**Records to process**

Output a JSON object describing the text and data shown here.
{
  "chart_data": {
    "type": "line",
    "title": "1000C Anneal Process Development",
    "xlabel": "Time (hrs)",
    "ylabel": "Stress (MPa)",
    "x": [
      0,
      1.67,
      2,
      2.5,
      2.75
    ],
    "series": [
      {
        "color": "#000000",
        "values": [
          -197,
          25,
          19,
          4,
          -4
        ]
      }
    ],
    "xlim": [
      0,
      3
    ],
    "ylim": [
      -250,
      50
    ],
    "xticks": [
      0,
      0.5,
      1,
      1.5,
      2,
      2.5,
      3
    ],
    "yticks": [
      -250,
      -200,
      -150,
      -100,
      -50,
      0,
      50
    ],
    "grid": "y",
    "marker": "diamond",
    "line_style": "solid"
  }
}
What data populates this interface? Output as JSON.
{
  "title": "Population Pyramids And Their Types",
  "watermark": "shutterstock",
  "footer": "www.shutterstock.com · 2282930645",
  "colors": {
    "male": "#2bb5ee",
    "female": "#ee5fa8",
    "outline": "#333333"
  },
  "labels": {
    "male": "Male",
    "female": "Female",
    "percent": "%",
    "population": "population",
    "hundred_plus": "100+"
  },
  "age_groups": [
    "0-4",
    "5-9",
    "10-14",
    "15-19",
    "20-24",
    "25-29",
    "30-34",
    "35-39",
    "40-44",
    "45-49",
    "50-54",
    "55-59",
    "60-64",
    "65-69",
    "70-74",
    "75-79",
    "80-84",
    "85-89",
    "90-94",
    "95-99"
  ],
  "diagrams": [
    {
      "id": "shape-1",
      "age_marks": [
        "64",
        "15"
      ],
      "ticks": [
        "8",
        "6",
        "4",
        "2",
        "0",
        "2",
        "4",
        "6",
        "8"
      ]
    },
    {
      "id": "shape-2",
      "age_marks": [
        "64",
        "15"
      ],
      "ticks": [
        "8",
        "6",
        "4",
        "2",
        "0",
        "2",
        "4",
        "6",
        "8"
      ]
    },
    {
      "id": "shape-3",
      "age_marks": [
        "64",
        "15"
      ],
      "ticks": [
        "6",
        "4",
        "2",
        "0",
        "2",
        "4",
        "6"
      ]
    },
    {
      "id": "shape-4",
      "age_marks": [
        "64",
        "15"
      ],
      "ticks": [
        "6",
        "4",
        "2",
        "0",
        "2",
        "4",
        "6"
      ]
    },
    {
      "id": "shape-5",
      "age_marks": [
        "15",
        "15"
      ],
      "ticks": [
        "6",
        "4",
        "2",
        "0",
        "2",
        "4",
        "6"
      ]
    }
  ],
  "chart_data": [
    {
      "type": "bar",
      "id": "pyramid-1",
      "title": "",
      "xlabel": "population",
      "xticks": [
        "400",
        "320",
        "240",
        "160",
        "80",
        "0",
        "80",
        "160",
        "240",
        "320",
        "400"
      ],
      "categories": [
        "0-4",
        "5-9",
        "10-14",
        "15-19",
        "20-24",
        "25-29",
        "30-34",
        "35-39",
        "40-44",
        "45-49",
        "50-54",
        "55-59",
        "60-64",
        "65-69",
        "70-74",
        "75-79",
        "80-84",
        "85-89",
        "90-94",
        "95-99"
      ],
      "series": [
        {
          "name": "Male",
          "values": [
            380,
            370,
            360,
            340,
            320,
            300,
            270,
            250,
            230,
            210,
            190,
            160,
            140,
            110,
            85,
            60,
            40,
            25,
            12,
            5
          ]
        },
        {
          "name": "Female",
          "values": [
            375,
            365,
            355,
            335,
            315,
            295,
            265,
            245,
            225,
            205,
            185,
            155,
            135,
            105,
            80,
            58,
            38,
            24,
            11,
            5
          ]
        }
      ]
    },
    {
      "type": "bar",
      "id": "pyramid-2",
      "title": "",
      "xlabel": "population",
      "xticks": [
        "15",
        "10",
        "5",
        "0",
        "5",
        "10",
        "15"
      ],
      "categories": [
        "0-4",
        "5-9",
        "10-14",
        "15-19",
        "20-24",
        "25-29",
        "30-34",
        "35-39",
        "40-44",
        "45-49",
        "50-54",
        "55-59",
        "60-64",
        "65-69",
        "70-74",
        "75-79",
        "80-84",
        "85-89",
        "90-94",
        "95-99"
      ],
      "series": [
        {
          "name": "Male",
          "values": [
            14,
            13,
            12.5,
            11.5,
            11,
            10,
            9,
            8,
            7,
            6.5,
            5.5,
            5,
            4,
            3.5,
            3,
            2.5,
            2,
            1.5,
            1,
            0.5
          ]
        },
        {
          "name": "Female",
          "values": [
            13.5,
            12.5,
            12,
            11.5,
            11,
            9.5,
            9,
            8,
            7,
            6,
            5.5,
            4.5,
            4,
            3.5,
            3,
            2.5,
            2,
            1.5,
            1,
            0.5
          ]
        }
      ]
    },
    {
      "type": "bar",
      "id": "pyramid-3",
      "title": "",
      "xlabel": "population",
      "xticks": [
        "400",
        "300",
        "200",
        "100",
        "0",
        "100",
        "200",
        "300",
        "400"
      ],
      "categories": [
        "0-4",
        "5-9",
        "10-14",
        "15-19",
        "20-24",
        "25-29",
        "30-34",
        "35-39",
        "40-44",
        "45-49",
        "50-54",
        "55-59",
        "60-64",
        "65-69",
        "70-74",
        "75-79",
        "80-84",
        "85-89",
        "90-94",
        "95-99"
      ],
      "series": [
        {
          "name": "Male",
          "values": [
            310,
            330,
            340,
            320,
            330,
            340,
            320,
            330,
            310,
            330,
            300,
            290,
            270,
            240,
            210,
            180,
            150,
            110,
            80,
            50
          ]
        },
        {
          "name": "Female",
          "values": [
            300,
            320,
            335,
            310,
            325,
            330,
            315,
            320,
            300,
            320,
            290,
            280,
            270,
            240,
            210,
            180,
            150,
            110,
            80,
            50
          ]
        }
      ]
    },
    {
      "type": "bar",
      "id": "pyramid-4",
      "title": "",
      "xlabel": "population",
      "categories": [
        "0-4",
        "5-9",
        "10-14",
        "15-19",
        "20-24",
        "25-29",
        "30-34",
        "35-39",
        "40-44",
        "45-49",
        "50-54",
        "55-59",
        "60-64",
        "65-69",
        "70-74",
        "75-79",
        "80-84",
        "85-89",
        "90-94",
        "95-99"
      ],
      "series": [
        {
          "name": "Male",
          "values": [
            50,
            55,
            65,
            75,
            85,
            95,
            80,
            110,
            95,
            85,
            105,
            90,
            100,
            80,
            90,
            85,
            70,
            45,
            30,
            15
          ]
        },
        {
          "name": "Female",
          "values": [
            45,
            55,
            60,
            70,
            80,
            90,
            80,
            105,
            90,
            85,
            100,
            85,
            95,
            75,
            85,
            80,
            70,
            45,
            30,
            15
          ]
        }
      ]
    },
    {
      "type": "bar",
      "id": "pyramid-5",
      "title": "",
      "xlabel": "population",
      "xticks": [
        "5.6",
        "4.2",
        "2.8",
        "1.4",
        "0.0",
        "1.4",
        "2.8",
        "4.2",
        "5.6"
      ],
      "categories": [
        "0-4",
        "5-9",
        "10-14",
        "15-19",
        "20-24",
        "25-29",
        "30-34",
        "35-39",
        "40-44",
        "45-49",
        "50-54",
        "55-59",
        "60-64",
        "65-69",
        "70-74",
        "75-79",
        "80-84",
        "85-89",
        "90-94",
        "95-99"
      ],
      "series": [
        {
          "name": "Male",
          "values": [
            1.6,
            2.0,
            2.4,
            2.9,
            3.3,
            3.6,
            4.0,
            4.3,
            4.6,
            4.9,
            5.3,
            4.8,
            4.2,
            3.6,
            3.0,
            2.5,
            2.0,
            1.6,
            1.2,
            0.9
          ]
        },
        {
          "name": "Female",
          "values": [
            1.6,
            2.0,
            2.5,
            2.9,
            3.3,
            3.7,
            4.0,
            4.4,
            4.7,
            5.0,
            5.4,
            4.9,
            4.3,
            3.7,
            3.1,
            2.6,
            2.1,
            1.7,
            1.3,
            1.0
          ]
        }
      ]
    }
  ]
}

**What is expected**
Give nothing but the number of lines containing the string "shutterstock".

**Result below**
2